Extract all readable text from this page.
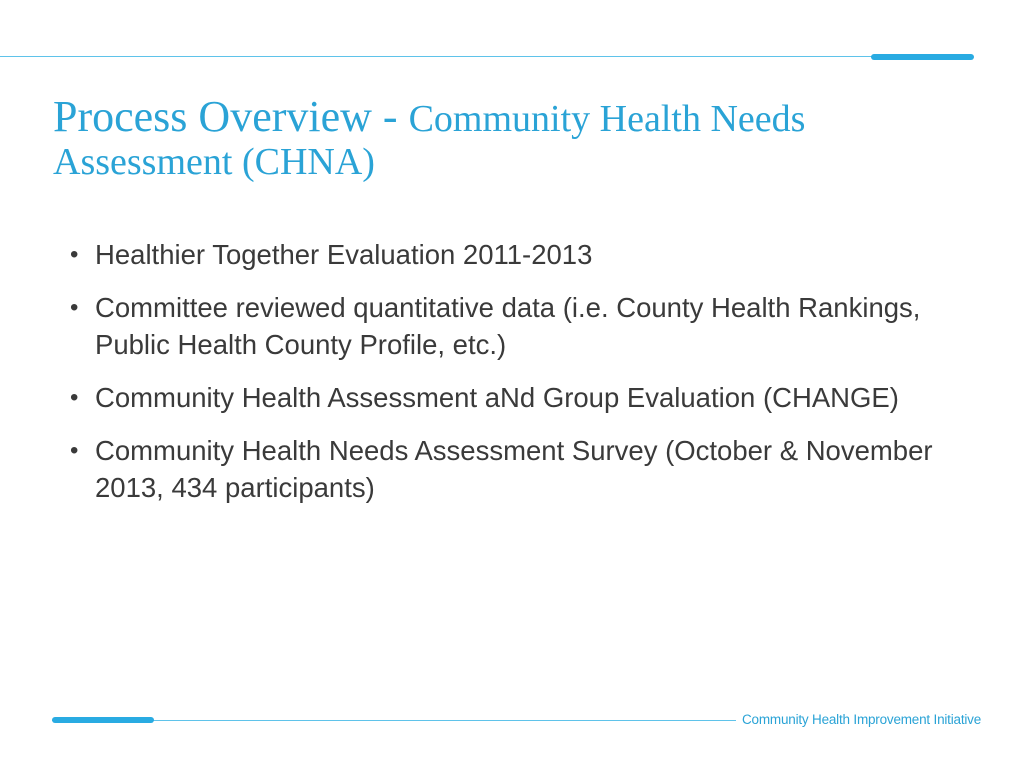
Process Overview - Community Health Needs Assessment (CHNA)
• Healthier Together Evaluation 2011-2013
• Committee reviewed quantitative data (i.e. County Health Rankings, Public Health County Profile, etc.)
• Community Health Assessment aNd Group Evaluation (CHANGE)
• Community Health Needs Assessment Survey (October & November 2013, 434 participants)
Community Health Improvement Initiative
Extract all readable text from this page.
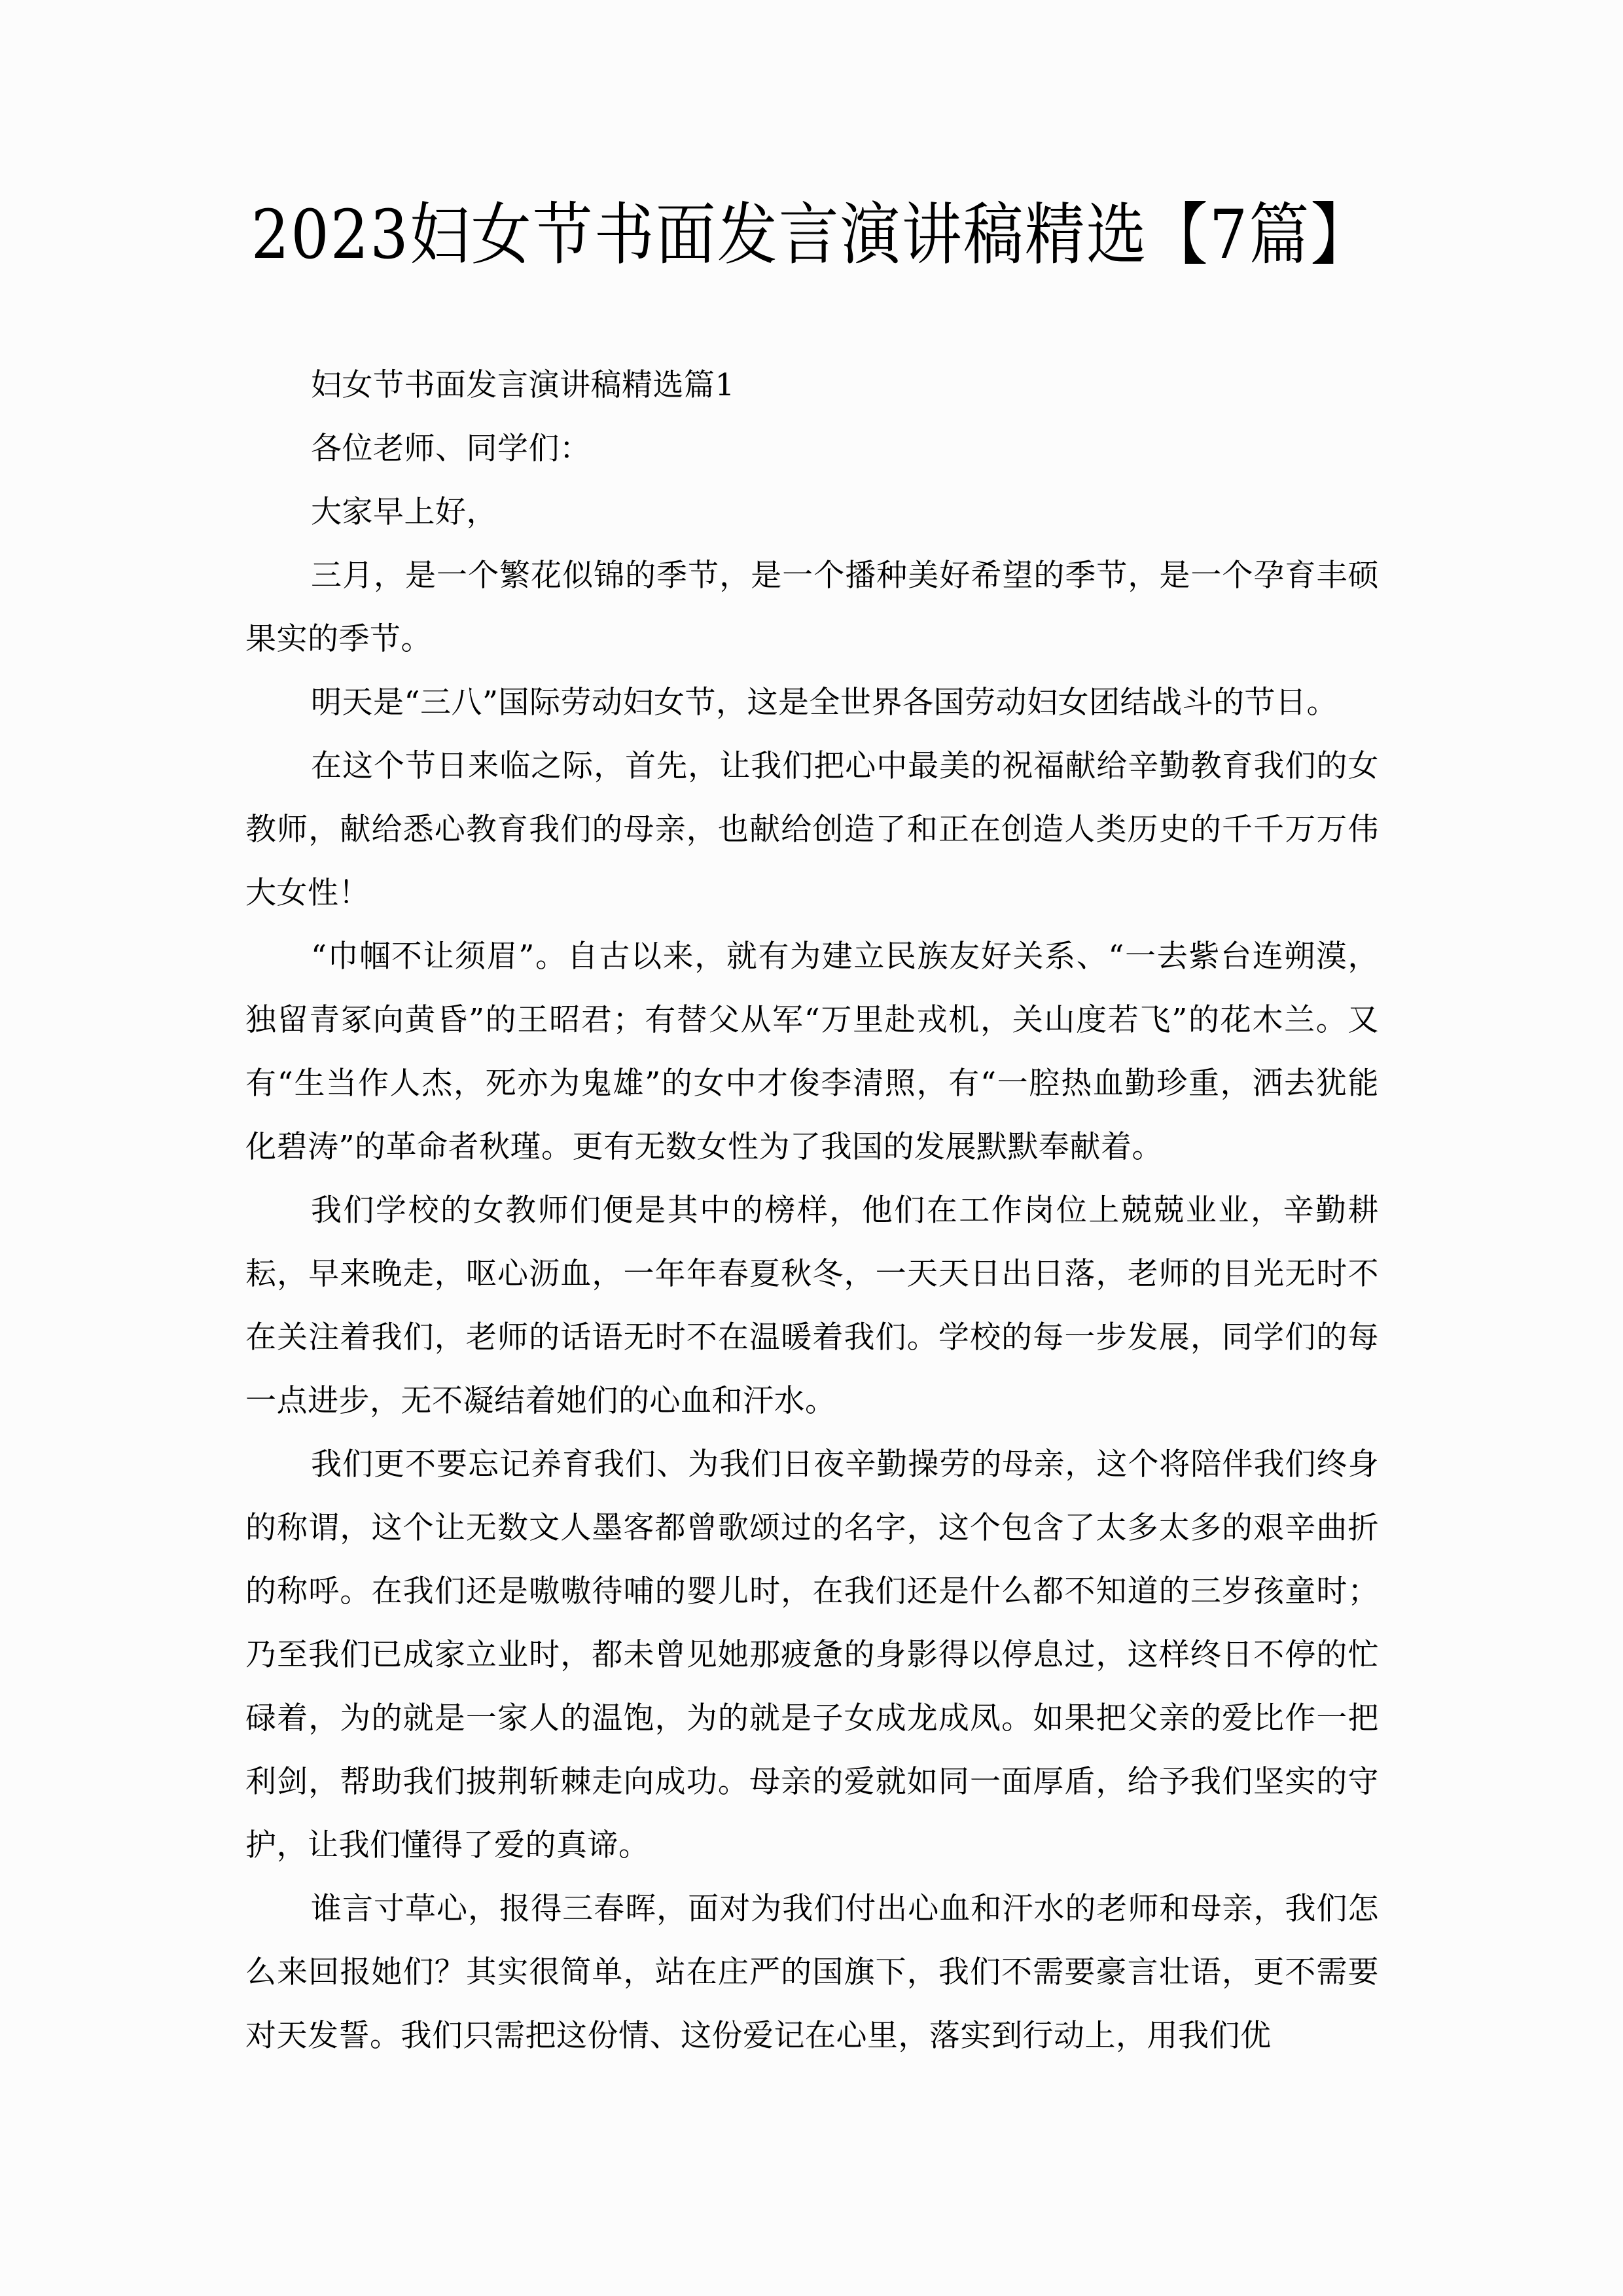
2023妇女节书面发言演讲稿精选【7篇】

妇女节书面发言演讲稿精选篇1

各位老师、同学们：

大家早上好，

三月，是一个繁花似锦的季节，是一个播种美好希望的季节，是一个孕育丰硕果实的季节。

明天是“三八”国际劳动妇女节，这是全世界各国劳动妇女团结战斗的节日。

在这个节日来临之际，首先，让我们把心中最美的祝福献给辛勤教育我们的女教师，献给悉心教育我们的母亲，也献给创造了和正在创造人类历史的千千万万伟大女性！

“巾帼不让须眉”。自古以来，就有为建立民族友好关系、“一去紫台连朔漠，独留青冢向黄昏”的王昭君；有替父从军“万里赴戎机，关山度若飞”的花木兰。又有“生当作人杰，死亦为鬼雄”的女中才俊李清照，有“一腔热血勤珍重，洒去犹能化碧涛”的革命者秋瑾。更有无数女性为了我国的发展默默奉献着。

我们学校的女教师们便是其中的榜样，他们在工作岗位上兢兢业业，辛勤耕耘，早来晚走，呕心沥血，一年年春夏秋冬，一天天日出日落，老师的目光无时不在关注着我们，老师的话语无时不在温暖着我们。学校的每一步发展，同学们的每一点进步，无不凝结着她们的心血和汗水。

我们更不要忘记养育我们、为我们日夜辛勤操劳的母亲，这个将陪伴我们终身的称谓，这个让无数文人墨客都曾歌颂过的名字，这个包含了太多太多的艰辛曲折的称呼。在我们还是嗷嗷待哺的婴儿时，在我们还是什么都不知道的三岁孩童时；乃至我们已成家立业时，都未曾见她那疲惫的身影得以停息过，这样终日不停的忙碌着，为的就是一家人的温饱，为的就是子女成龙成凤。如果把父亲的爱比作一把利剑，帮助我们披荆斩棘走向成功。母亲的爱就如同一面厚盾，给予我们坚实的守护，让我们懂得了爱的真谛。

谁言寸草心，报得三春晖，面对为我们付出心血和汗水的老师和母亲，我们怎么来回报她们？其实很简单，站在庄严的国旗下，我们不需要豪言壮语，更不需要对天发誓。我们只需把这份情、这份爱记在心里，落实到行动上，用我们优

--------------------------------

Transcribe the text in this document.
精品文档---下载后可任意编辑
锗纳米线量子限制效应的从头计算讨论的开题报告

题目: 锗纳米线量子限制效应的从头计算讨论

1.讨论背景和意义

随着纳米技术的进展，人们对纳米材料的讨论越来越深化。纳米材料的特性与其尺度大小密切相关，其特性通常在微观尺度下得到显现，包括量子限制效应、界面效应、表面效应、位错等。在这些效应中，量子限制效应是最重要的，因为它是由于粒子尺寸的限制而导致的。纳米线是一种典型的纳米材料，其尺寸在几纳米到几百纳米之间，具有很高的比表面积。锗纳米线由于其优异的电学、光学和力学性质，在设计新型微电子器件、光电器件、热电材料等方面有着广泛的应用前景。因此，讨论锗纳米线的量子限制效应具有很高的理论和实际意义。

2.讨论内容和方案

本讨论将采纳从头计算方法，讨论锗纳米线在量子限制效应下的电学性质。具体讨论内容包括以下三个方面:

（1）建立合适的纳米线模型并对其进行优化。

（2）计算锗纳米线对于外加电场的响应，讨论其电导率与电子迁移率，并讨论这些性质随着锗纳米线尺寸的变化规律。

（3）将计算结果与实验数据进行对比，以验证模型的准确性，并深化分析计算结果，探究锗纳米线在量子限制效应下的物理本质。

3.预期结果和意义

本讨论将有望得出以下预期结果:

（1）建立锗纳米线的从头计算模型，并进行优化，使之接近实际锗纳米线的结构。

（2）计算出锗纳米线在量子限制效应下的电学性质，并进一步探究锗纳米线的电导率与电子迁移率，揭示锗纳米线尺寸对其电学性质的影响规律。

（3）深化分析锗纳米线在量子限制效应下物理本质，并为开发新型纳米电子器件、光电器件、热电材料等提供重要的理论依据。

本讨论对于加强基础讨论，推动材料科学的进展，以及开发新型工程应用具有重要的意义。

--------------------------------

Select every line of the material above holding the word "Needs" and copy it.

Process Overview - Community Health Needs Assessment (CHNA)
• Community Health Needs Assessment Survey (October & November 2013, 434 participants)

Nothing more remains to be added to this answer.